■ **Exercise details**
Copy the items word for word, starting at the first line and ending at the line that contains "- phone-screenshot-adapter-not-found: PGR39284009", both ends included.
--
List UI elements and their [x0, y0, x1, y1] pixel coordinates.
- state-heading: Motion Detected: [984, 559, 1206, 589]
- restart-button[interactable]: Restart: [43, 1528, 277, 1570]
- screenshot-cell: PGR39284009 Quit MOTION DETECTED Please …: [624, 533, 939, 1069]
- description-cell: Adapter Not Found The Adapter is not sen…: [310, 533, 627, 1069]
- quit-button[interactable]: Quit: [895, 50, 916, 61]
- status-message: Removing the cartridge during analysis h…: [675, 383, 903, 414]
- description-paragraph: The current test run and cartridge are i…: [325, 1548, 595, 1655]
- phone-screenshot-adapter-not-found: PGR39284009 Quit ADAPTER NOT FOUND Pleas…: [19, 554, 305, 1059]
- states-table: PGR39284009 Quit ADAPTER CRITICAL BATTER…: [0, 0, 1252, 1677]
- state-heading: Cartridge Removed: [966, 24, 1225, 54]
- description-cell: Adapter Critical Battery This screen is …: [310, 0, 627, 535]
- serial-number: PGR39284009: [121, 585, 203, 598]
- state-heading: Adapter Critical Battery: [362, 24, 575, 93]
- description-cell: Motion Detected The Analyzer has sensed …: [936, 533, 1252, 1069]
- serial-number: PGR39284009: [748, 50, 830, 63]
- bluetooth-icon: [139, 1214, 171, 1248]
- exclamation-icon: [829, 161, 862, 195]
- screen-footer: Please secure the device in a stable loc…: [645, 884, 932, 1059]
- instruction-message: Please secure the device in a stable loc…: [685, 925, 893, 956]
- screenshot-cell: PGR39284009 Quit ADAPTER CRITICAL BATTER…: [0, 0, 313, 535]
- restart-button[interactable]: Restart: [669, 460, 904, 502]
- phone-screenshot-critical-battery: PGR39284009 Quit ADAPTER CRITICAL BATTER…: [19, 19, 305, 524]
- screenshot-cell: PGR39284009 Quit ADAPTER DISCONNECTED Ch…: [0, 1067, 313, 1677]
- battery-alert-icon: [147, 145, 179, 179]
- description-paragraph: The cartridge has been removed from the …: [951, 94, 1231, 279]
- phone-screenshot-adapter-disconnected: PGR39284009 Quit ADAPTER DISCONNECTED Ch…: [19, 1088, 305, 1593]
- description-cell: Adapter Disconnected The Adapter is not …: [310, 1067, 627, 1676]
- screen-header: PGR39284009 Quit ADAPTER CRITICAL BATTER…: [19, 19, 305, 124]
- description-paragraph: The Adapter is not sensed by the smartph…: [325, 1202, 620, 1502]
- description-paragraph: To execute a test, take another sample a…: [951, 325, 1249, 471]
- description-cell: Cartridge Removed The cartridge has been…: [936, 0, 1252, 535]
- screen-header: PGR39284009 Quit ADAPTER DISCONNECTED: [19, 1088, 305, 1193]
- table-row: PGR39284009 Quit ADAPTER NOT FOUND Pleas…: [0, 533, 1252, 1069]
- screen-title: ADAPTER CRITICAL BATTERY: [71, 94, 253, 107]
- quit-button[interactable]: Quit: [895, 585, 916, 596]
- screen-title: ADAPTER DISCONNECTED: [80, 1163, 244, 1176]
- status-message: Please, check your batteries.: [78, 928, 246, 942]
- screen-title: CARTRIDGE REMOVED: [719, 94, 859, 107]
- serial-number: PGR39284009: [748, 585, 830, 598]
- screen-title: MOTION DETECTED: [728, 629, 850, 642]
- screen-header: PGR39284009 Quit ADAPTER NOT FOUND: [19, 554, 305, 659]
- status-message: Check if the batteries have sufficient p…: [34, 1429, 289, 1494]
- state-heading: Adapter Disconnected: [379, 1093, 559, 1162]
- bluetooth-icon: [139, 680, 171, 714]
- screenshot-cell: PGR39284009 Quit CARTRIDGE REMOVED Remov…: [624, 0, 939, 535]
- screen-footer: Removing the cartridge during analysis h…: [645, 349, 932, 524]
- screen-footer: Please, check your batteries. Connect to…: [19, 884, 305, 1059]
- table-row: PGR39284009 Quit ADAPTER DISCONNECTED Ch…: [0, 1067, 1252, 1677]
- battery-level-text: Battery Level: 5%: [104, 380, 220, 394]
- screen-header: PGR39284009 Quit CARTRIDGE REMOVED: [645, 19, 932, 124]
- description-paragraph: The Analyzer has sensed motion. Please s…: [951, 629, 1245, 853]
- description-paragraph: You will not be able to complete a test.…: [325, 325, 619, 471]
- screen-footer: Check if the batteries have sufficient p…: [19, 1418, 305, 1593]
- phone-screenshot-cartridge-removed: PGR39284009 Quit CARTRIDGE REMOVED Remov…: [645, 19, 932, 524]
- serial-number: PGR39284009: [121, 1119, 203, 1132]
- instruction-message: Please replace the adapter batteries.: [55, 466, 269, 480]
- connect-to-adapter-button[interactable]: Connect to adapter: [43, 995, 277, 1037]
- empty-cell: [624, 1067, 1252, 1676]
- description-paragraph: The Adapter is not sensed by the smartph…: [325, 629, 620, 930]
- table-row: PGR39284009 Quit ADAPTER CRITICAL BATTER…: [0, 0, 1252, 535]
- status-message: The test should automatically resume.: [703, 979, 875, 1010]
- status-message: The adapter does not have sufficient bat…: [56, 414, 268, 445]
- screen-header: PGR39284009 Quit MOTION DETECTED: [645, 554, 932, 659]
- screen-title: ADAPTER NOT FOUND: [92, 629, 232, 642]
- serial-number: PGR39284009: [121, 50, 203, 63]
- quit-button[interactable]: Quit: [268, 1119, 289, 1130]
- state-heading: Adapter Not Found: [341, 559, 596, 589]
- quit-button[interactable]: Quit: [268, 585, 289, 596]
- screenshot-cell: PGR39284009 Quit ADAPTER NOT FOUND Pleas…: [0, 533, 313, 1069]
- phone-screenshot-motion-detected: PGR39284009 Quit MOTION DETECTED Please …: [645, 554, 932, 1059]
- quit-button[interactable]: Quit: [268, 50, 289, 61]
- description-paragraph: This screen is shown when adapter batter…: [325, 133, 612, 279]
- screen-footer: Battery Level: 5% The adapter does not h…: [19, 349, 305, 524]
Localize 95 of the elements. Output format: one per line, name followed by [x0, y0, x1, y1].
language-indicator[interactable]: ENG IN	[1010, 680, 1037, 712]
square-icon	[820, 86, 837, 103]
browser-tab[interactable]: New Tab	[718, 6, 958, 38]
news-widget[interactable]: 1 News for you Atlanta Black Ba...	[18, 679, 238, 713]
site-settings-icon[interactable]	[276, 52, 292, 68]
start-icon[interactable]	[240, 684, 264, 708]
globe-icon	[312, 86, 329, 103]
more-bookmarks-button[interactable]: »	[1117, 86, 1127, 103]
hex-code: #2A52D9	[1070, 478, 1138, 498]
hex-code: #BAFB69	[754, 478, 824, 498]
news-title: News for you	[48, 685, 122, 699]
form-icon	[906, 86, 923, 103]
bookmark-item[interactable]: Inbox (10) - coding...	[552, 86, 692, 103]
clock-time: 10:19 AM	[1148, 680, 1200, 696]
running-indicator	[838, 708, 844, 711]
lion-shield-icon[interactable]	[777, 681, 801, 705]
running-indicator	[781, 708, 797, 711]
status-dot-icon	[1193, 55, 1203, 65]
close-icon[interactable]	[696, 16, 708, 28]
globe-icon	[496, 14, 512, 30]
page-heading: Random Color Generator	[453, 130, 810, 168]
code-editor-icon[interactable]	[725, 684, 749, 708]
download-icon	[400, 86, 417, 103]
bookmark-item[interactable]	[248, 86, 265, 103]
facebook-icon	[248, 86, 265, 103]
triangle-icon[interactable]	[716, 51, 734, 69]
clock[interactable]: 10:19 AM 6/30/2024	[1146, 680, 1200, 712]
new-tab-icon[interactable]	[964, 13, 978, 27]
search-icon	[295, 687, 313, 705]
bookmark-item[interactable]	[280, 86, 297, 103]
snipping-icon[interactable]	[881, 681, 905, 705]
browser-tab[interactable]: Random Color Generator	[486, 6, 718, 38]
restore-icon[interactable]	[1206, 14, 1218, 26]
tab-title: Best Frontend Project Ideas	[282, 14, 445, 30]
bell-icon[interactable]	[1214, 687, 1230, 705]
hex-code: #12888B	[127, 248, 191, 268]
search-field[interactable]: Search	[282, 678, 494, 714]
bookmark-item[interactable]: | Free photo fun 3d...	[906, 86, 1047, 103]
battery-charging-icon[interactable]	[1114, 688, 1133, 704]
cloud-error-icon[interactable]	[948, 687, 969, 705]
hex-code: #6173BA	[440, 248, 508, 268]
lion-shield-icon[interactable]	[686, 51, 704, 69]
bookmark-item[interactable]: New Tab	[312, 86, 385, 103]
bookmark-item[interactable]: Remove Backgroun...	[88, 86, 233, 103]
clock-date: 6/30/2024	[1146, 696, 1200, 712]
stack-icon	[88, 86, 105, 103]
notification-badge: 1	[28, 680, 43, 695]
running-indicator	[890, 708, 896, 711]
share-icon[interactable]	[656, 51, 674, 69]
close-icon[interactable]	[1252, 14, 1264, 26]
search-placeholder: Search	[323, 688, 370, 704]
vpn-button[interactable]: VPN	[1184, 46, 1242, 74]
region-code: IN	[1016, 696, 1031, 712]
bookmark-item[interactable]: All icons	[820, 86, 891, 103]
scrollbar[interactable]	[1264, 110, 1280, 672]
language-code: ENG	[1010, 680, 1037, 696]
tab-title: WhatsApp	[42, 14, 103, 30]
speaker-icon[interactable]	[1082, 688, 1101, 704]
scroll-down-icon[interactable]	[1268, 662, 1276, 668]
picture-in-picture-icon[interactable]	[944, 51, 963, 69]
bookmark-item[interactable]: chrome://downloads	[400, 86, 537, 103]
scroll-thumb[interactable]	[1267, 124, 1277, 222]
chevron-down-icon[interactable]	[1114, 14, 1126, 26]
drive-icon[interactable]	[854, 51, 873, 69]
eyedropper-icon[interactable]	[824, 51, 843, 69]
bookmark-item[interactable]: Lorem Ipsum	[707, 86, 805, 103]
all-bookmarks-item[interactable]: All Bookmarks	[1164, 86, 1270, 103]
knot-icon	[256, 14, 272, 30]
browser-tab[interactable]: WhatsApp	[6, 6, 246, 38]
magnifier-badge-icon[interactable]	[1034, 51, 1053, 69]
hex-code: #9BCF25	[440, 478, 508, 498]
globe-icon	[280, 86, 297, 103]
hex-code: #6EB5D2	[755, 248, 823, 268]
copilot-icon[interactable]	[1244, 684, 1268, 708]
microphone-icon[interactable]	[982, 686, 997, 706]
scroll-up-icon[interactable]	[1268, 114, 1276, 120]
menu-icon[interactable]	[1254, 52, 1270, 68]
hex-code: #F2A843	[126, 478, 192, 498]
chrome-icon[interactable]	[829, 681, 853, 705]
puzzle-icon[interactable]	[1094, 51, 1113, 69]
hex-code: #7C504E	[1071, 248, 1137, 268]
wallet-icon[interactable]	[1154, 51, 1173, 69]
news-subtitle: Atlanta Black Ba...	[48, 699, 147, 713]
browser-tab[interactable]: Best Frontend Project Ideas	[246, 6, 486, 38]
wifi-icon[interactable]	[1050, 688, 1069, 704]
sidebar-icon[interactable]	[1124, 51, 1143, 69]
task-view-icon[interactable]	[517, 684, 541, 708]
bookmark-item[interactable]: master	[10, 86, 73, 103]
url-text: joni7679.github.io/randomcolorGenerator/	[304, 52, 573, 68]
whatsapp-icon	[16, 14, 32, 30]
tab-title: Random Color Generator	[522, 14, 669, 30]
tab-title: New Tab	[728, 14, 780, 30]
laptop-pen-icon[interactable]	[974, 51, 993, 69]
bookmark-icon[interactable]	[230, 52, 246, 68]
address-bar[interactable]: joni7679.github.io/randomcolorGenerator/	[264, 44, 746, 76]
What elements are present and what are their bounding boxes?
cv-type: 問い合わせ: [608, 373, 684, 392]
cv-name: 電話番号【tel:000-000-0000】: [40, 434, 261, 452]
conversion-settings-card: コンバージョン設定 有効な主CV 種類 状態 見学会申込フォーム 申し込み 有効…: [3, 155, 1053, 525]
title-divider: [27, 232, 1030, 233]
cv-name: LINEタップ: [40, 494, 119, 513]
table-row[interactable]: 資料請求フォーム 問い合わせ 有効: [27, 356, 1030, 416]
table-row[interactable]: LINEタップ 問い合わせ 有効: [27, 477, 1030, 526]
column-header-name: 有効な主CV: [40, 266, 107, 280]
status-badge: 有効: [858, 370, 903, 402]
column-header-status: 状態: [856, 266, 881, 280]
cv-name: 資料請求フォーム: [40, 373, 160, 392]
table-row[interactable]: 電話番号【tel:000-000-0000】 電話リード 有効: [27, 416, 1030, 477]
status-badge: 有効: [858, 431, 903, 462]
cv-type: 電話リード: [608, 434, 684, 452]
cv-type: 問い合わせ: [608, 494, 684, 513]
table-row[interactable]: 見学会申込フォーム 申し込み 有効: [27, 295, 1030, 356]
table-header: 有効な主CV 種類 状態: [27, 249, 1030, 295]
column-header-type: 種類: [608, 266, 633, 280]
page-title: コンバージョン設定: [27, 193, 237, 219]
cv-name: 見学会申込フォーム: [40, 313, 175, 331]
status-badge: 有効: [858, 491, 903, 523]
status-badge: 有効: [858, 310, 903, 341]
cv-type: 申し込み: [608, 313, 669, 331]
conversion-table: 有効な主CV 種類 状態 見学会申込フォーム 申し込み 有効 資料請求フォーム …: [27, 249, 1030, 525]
--
■ **Solution**
List UI elements and their [x0, y0, x1, y1] pixel coordinates.
- state-heading: Motion Detected: [984, 559, 1206, 589]
- restart-button[interactable]: Restart: [43, 1528, 277, 1570]
- screenshot-cell: PGR39284009 Quit MOTION DETECTED Please …: [624, 533, 939, 1069]
- description-cell: Adapter Not Found The Adapter is not sen…: [310, 533, 627, 1069]
- quit-button[interactable]: Quit: [895, 50, 916, 61]
- status-message: Removing the cartridge during analysis h…: [675, 383, 903, 414]
- description-paragraph: The current test run and cartridge are i…: [325, 1548, 595, 1655]
- phone-screenshot-adapter-not-found: PGR39284009 Quit ADAPTER NOT FOUND Pleas…: [19, 554, 305, 1059]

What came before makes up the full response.